_Exercise details:_
Reproduce the data exactly and drop any pictures it holds.

>> Begin Provided records

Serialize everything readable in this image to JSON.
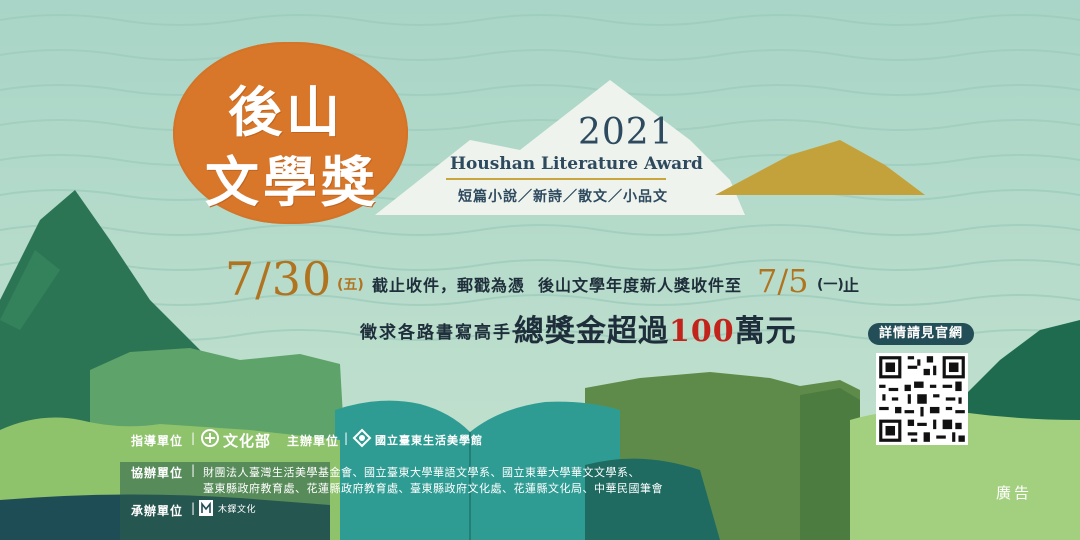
{
  "logo": {
    "line1": "後山",
    "line2": "文學獎"
  },
  "award": {
    "year": "2021",
    "name_en": "Houshan Literature Award",
    "genres": "短篇小說／新詩／散文／小品文"
  },
  "deadline": {
    "date": "7/30",
    "weekday": "(五)",
    "text": "截止收件，郵戳為憑",
    "newcomer_text": "後山文學年度新人獎收件至",
    "newcomer_date": "7/5",
    "newcomer_weekday": "(一)",
    "newcomer_end": "止"
  },
  "prize": {
    "call": "徵求各路書寫高手一",
    "lead": "總獎金超過",
    "amount": "100",
    "unit": "萬元"
  },
  "qr": {
    "label": "詳情請見官網"
  },
  "organizers": {
    "guide_label": "指導單位",
    "guide_name": "文化部",
    "host_label": "主辦單位",
    "host_name": "國立臺東生活美學館",
    "co_label": "協辦單位",
    "co_line1": "財團法人臺灣生活美學基金會、國立臺東大學華語文學系、國立東華大學華文文學系、",
    "co_line2": "臺東縣政府教育處、花蓮縣政府教育處、臺東縣政府文化處、花蓮縣文化局、中華民國筆會",
    "exec_label": "承辦單位",
    "exec_name": "木鐸文化"
  },
  "ad_label": "廣告",
  "colors": {
    "logo_orange": "#d8772a",
    "date_gold": "#b07420",
    "prize_red": "#c2241c",
    "title_blue": "#2e4a5f",
    "qr_badge": "#244e57"
  }
}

>> End Provided records

_Exercise output:_
Serialize everything readable in this image to JSON.
{
  "logo": {
    "line1": "後山",
    "line2": "文學獎"
  },
  "award": {
    "year": "2021",
    "name_en": "Houshan Literature Award",
    "genres": "短篇小說／新詩／散文／小品文"
  },
  "deadline": {
    "date": "7/30",
    "weekday": "(五)",
    "text": "截止收件，郵戳為憑",
    "newcomer_text": "後山文學年度新人獎收件至",
    "newcomer_date": "7/5",
    "newcomer_weekday": "(一)",
    "newcomer_end": "止"
  },
  "prize": {
    "call": "徵求各路書寫高手一",
    "lead": "總獎金超過",
    "amount": "100",
    "unit": "萬元"
  },
  "qr": {
    "label": "詳情請見官網"
  },
  "organizers": {
    "guide_label": "指導單位",
    "guide_name": "文化部",
    "host_label": "主辦單位",
    "host_name": "國立臺東生活美學館",
    "co_label": "協辦單位",
    "co_line1": "財團法人臺灣生活美學基金會、國立臺東大學華語文學系、國立東華大學華文文學系、",
    "co_line2": "臺東縣政府教育處、花蓮縣政府教育處、臺東縣政府文化處、花蓮縣文化局、中華民國筆會",
    "exec_label": "承辦單位",
    "exec_name": "木鐸文化"
  },
  "ad_label": "廣告",
  "colors": {
    "logo_orange": "#d8772a",
    "date_gold": "#b07420",
    "prize_red": "#c2241c",
    "title_blue": "#2e4a5f",
    "qr_badge": "#244e57"
  }
}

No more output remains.